__Stated task__: For the records below, say how many lines contain the string "this". Give the number only.

>> BEGIN

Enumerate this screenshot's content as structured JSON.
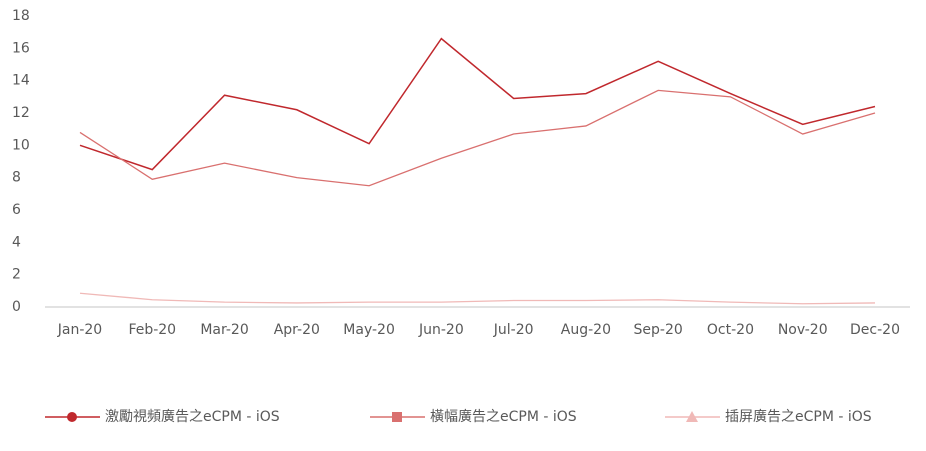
{
  "chart_data": {
    "type": "line",
    "categories": [
      "Jan-20",
      "Feb-20",
      "Mar-20",
      "Apr-20",
      "May-20",
      "Jun-20",
      "Jul-20",
      "Aug-20",
      "Sep-20",
      "Oct-20",
      "Nov-20",
      "Dec-20"
    ],
    "series": [
      {
        "name": "激勵視頻廣告之eCPM - iOS",
        "color": "#c0282d",
        "marker": "circle",
        "values": [
          10.0,
          8.5,
          13.1,
          12.2,
          10.1,
          16.6,
          12.9,
          13.2,
          15.2,
          13.2,
          11.3,
          12.4
        ]
      },
      {
        "name": "橫幅廣告之eCPM - iOS",
        "color": "#d9706f",
        "marker": "square",
        "values": [
          10.8,
          7.9,
          8.9,
          8.0,
          7.5,
          9.2,
          10.7,
          11.2,
          13.4,
          13.0,
          10.7,
          12.0
        ]
      },
      {
        "name": "插屏廣告之eCPM - iOS",
        "color": "#f0b9b7",
        "marker": "triangle",
        "values": [
          0.85,
          0.45,
          0.3,
          0.25,
          0.3,
          0.3,
          0.4,
          0.4,
          0.45,
          0.3,
          0.2,
          0.25
        ]
      }
    ],
    "ylim": [
      0,
      18
    ],
    "yticks": [
      0,
      2,
      4,
      6,
      8,
      10,
      12,
      14,
      16,
      18
    ],
    "grid": false,
    "legend": "bottom"
  }
}
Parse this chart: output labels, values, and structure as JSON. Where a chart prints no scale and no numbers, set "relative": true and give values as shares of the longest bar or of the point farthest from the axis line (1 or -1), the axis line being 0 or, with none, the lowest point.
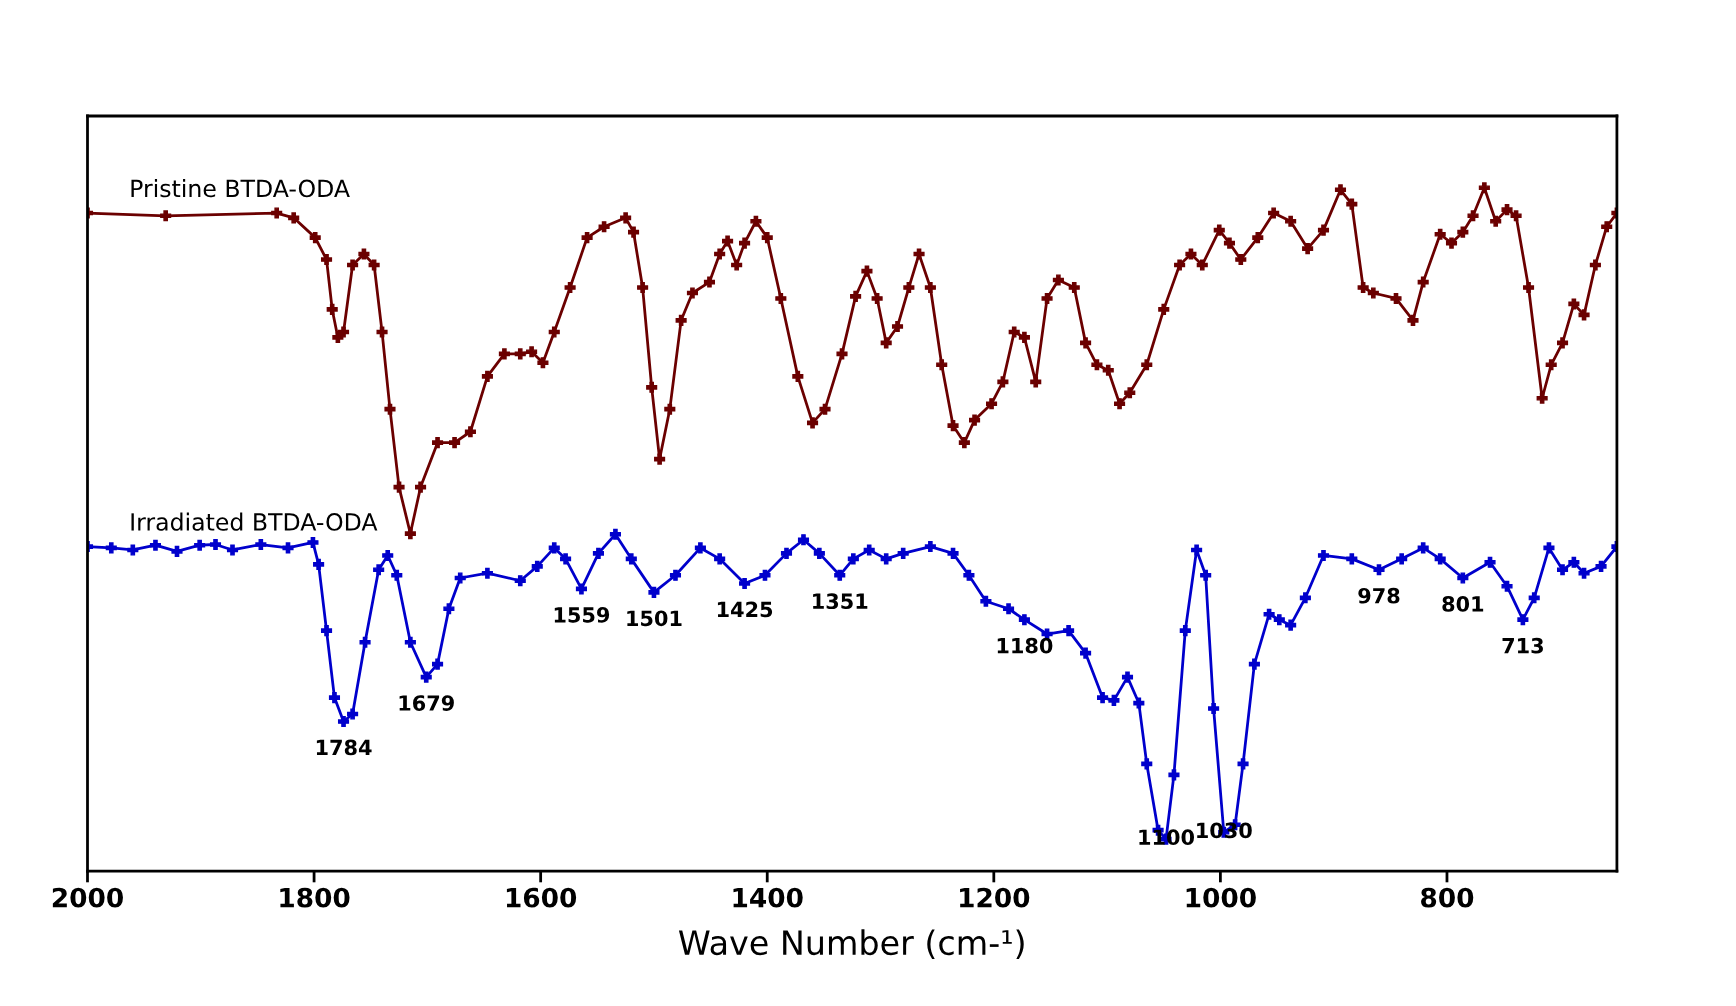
{
  "chart_data": {
    "type": "line",
    "relative": true,
    "xlabel": "Wave Number (cm-¹)",
    "xlim": [
      2000,
      650
    ],
    "xticks": [
      2000,
      1800,
      1600,
      1400,
      1200,
      1000,
      800
    ],
    "marker": "cross",
    "line_style": "solid",
    "grid": false,
    "series": [
      {
        "name": "Pristine BTDA-ODA",
        "color": "#6b0000",
        "x": [
          2000,
          1931,
          1833,
          1818,
          1799,
          1789,
          1784,
          1779,
          1774,
          1766,
          1756,
          1747,
          1740,
          1733,
          1725,
          1715,
          1706,
          1691,
          1676,
          1662,
          1647,
          1632,
          1618,
          1608,
          1598,
          1588,
          1574,
          1559,
          1544,
          1525,
          1518,
          1510,
          1502,
          1495,
          1486,
          1476,
          1466,
          1451,
          1442,
          1435,
          1427,
          1420,
          1410,
          1400,
          1388,
          1373,
          1360,
          1349,
          1334,
          1322,
          1312,
          1303,
          1295,
          1285,
          1275,
          1266,
          1256,
          1246,
          1236,
          1226,
          1217,
          1202,
          1192,
          1182,
          1173,
          1163,
          1153,
          1143,
          1129,
          1119,
          1109,
          1099,
          1089,
          1080,
          1065,
          1050,
          1036,
          1026,
          1016,
          1001,
          992,
          982,
          967,
          953,
          938,
          923,
          909,
          894,
          884,
          874,
          865,
          845,
          830,
          821,
          806,
          796,
          786,
          777,
          767,
          757,
          747,
          739,
          728,
          716,
          708,
          698,
          688,
          679,
          669,
          659,
          650
        ],
        "values": [
          0.963,
          0.959,
          0.963,
          0.956,
          0.927,
          0.895,
          0.822,
          0.781,
          0.789,
          0.887,
          0.903,
          0.887,
          0.789,
          0.676,
          0.562,
          0.494,
          0.562,
          0.627,
          0.627,
          0.643,
          0.724,
          0.757,
          0.757,
          0.76,
          0.744,
          0.789,
          0.854,
          0.927,
          0.943,
          0.956,
          0.935,
          0.854,
          0.708,
          0.603,
          0.676,
          0.806,
          0.846,
          0.862,
          0.903,
          0.922,
          0.887,
          0.919,
          0.951,
          0.927,
          0.838,
          0.724,
          0.656,
          0.676,
          0.757,
          0.841,
          0.878,
          0.838,
          0.773,
          0.797,
          0.854,
          0.903,
          0.854,
          0.741,
          0.652,
          0.627,
          0.66,
          0.684,
          0.716,
          0.789,
          0.781,
          0.716,
          0.838,
          0.865,
          0.854,
          0.773,
          0.741,
          0.733,
          0.684,
          0.7,
          0.741,
          0.822,
          0.887,
          0.903,
          0.887,
          0.938,
          0.919,
          0.895,
          0.927,
          0.963,
          0.951,
          0.911,
          0.938,
          0.997,
          0.976,
          0.854,
          0.846,
          0.838,
          0.806,
          0.862,
          0.932,
          0.919,
          0.935,
          0.959,
          1.0,
          0.951,
          0.968,
          0.959,
          0.854,
          0.692,
          0.741,
          0.773,
          0.83,
          0.814,
          0.887,
          0.943,
          0.963
        ]
      },
      {
        "name": "Irradiated BTDA-ODA",
        "color": "#0000cc",
        "x": [
          2000,
          1979,
          1960,
          1940,
          1921,
          1901,
          1887,
          1872,
          1847,
          1823,
          1801,
          1796,
          1789,
          1782,
          1774,
          1766,
          1755,
          1743,
          1735,
          1727,
          1715,
          1701,
          1691,
          1681,
          1671,
          1647,
          1618,
          1603,
          1588,
          1578,
          1564,
          1549,
          1534,
          1520,
          1500,
          1481,
          1459,
          1442,
          1420,
          1402,
          1383,
          1368,
          1354,
          1336,
          1324,
          1310,
          1295,
          1280,
          1256,
          1236,
          1222,
          1207,
          1187,
          1173,
          1153,
          1134,
          1119,
          1104,
          1094,
          1082,
          1072,
          1065,
          1055,
          1048,
          1041,
          1031,
          1021,
          1013,
          1006,
          997,
          987,
          980,
          970,
          957,
          948,
          938,
          925,
          909,
          884,
          860,
          840,
          821,
          806,
          786,
          762,
          747,
          733,
          723,
          710,
          698,
          688,
          679,
          664,
          650
        ],
        "values": [
          0.475,
          0.473,
          0.47,
          0.477,
          0.468,
          0.477,
          0.478,
          0.47,
          0.478,
          0.473,
          0.481,
          0.449,
          0.352,
          0.254,
          0.219,
          0.23,
          0.335,
          0.441,
          0.462,
          0.433,
          0.335,
          0.284,
          0.303,
          0.384,
          0.429,
          0.436,
          0.425,
          0.446,
          0.473,
          0.457,
          0.413,
          0.465,
          0.493,
          0.457,
          0.408,
          0.433,
          0.473,
          0.457,
          0.421,
          0.433,
          0.465,
          0.485,
          0.465,
          0.433,
          0.457,
          0.47,
          0.457,
          0.465,
          0.475,
          0.465,
          0.433,
          0.395,
          0.384,
          0.368,
          0.347,
          0.352,
          0.319,
          0.254,
          0.25,
          0.284,
          0.246,
          0.157,
          0.06,
          0.047,
          0.141,
          0.352,
          0.47,
          0.433,
          0.238,
          0.057,
          0.068,
          0.157,
          0.303,
          0.376,
          0.368,
          0.36,
          0.4,
          0.462,
          0.457,
          0.441,
          0.457,
          0.473,
          0.457,
          0.429,
          0.452,
          0.417,
          0.368,
          0.4,
          0.473,
          0.441,
          0.452,
          0.436,
          0.446,
          0.475
        ]
      }
    ],
    "annotations": [
      {
        "text": "1784",
        "x": 1774,
        "y": 0.219
      },
      {
        "text": "1679",
        "x": 1701,
        "y": 0.284
      },
      {
        "text": "1559",
        "x": 1564,
        "y": 0.413
      },
      {
        "text": "1501",
        "x": 1500,
        "y": 0.408
      },
      {
        "text": "1425",
        "x": 1420,
        "y": 0.421
      },
      {
        "text": "1351",
        "x": 1336,
        "y": 0.433
      },
      {
        "text": "1180",
        "x": 1173,
        "y": 0.368
      },
      {
        "text": "1100",
        "x": 1048,
        "y": 0.047
      },
      {
        "text": "1030",
        "x": 997,
        "y": 0.057
      },
      {
        "text": "978",
        "x": 860,
        "y": 0.441
      },
      {
        "text": "801",
        "x": 786,
        "y": 0.429
      },
      {
        "text": "713",
        "x": 733,
        "y": 0.368
      }
    ]
  }
}
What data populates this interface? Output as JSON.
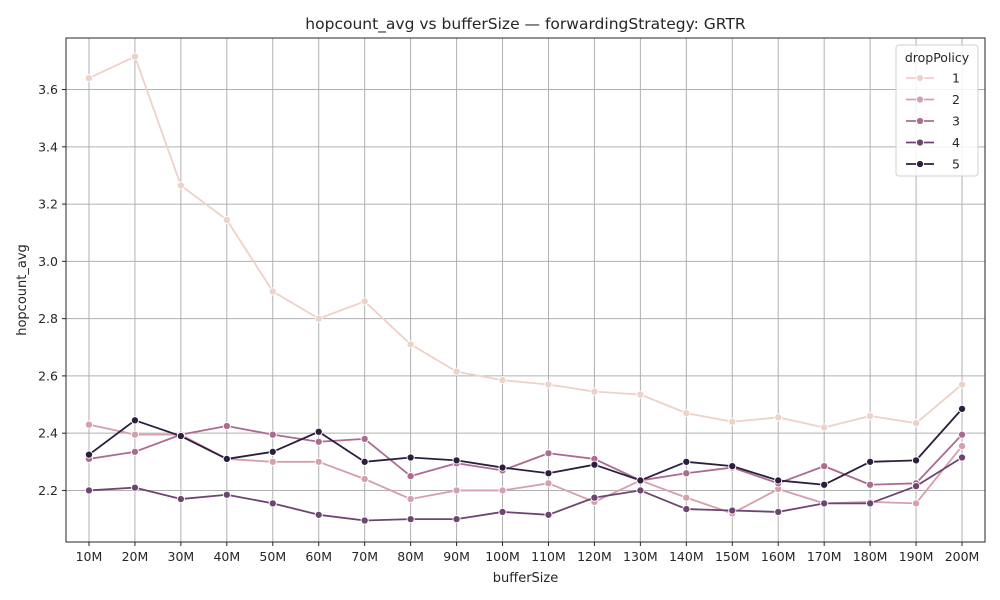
{
  "chart_data": {
    "type": "line",
    "title": "hopcount_avg vs bufferSize — forwardingStrategy: GRTR",
    "xlabel": "bufferSize",
    "ylabel": "hopcount_avg",
    "categories": [
      "10M",
      "20M",
      "30M",
      "40M",
      "50M",
      "60M",
      "70M",
      "80M",
      "90M",
      "100M",
      "110M",
      "120M",
      "130M",
      "140M",
      "150M",
      "160M",
      "170M",
      "180M",
      "190M",
      "200M"
    ],
    "ylim": [
      2.02,
      3.78
    ],
    "yticks": [
      2.2,
      2.4,
      2.6,
      2.8,
      3.0,
      3.2,
      3.4,
      3.6
    ],
    "grid": true,
    "legend": {
      "title": "dropPolicy",
      "placement": "top-right"
    },
    "series": [
      {
        "name": "1",
        "color": "#eed1c7",
        "values": [
          3.64,
          3.715,
          3.265,
          3.145,
          2.895,
          2.8,
          2.86,
          2.71,
          2.615,
          2.585,
          2.57,
          2.545,
          2.535,
          2.47,
          2.44,
          2.455,
          2.42,
          2.46,
          2.435,
          2.57
        ]
      },
      {
        "name": "2",
        "color": "#d59fab",
        "values": [
          2.43,
          2.395,
          2.395,
          2.31,
          2.3,
          2.3,
          2.24,
          2.17,
          2.2,
          2.2,
          2.225,
          2.16,
          2.235,
          2.175,
          2.12,
          2.205,
          2.155,
          2.16,
          2.155,
          2.355
        ]
      },
      {
        "name": "3",
        "color": "#ac6b91",
        "values": [
          2.31,
          2.335,
          2.395,
          2.425,
          2.395,
          2.37,
          2.38,
          2.25,
          2.295,
          2.27,
          2.33,
          2.31,
          2.235,
          2.26,
          2.28,
          2.225,
          2.285,
          2.22,
          2.225,
          2.395
        ]
      },
      {
        "name": "4",
        "color": "#6e4571",
        "values": [
          2.2,
          2.21,
          2.17,
          2.185,
          2.155,
          2.115,
          2.095,
          2.1,
          2.1,
          2.125,
          2.115,
          2.175,
          2.2,
          2.135,
          2.13,
          2.125,
          2.155,
          2.155,
          2.215,
          2.315
        ]
      },
      {
        "name": "5",
        "color": "#2d1e3e",
        "values": [
          2.325,
          2.445,
          2.39,
          2.31,
          2.335,
          2.405,
          2.3,
          2.315,
          2.305,
          2.28,
          2.26,
          2.29,
          2.235,
          2.3,
          2.285,
          2.235,
          2.22,
          2.3,
          2.305,
          2.485
        ]
      }
    ]
  }
}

>> END

__Reply to the task__: 3